[Start of RECORDS FOR THE EXERCISE]

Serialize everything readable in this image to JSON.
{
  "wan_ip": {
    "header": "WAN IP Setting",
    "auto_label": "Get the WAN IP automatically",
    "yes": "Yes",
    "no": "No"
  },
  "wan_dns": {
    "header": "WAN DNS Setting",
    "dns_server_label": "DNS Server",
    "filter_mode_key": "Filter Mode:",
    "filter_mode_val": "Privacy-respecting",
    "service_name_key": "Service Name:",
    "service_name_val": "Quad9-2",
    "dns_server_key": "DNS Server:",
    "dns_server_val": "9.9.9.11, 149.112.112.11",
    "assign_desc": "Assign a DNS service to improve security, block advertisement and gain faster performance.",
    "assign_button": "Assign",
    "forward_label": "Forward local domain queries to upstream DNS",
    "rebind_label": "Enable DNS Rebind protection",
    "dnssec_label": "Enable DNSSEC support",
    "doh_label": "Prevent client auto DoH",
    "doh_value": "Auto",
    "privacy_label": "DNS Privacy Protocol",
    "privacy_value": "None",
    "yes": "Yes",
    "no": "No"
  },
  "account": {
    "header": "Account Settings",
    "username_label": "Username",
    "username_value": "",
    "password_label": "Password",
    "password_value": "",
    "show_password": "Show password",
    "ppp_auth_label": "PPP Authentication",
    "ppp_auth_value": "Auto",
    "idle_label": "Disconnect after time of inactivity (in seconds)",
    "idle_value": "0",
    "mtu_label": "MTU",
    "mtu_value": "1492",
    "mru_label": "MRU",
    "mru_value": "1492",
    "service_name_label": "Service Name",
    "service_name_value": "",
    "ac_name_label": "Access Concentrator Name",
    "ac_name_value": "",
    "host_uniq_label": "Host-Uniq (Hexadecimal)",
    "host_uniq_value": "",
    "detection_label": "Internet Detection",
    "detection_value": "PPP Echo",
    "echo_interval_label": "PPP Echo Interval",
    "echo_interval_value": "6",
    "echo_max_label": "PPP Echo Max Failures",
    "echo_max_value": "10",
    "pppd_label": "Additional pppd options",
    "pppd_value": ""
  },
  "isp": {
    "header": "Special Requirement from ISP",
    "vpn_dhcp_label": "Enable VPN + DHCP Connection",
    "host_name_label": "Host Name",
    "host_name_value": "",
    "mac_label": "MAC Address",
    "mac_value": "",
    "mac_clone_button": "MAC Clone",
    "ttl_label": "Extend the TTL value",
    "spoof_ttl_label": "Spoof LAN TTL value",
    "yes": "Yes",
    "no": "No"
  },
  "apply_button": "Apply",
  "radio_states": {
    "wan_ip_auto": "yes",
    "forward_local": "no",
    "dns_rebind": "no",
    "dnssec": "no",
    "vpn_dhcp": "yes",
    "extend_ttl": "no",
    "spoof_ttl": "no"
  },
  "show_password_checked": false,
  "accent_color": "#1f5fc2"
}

[End of RECORDS FOR THE EXERCISE]

* **REQUIREMENTS**
Return the entries above exactly, each one complete.

* **ANSWER TO THE TASK**
Serialize everything readable in this image to JSON.
{
  "wan_ip": {
    "header": "WAN IP Setting",
    "auto_label": "Get the WAN IP automatically",
    "yes": "Yes",
    "no": "No"
  },
  "wan_dns": {
    "header": "WAN DNS Setting",
    "dns_server_label": "DNS Server",
    "filter_mode_key": "Filter Mode:",
    "filter_mode_val": "Privacy-respecting",
    "service_name_key": "Service Name:",
    "service_name_val": "Quad9-2",
    "dns_server_key": "DNS Server:",
    "dns_server_val": "9.9.9.11, 149.112.112.11",
    "assign_desc": "Assign a DNS service to improve security, block advertisement and gain faster performance.",
    "assign_button": "Assign",
    "forward_label": "Forward local domain queries to upstream DNS",
    "rebind_label": "Enable DNS Rebind protection",
    "dnssec_label": "Enable DNSSEC support",
    "doh_label": "Prevent client auto DoH",
    "doh_value": "Auto",
    "privacy_label": "DNS Privacy Protocol",
    "privacy_value": "None",
    "yes": "Yes",
    "no": "No"
  },
  "account": {
    "header": "Account Settings",
    "username_label": "Username",
    "username_value": "",
    "password_label": "Password",
    "password_value": "",
    "show_password": "Show password",
    "ppp_auth_label": "PPP Authentication",
    "ppp_auth_value": "Auto",
    "idle_label": "Disconnect after time of inactivity (in seconds)",
    "idle_value": "0",
    "mtu_label": "MTU",
    "mtu_value": "1492",
    "mru_label": "MRU",
    "mru_value": "1492",
    "service_name_label": "Service Name",
    "service_name_value": "",
    "ac_name_label": "Access Concentrator Name",
    "ac_name_value": "",
    "host_uniq_label": "Host-Uniq (Hexadecimal)",
    "host_uniq_value": "",
    "detection_label": "Internet Detection",
    "detection_value": "PPP Echo",
    "echo_interval_label": "PPP Echo Interval",
    "echo_interval_value": "6",
    "echo_max_label": "PPP Echo Max Failures",
    "echo_max_value": "10",
    "pppd_label": "Additional pppd options",
    "pppd_value": ""
  },
  "isp": {
    "header": "Special Requirement from ISP",
    "vpn_dhcp_label": "Enable VPN + DHCP Connection",
    "host_name_label": "Host Name",
    "host_name_value": "",
    "mac_label": "MAC Address",
    "mac_value": "",
    "mac_clone_button": "MAC Clone",
    "ttl_label": "Extend the TTL value",
    "spoof_ttl_label": "Spoof LAN TTL value",
    "yes": "Yes",
    "no": "No"
  },
  "apply_button": "Apply",
  "radio_states": {
    "wan_ip_auto": "yes",
    "forward_local": "no",
    "dns_rebind": "no",
    "dnssec": "no",
    "vpn_dhcp": "yes",
    "extend_ttl": "no",
    "spoof_ttl": "no"
  },
  "show_password_checked": false,
  "accent_color": "#1f5fc2"
}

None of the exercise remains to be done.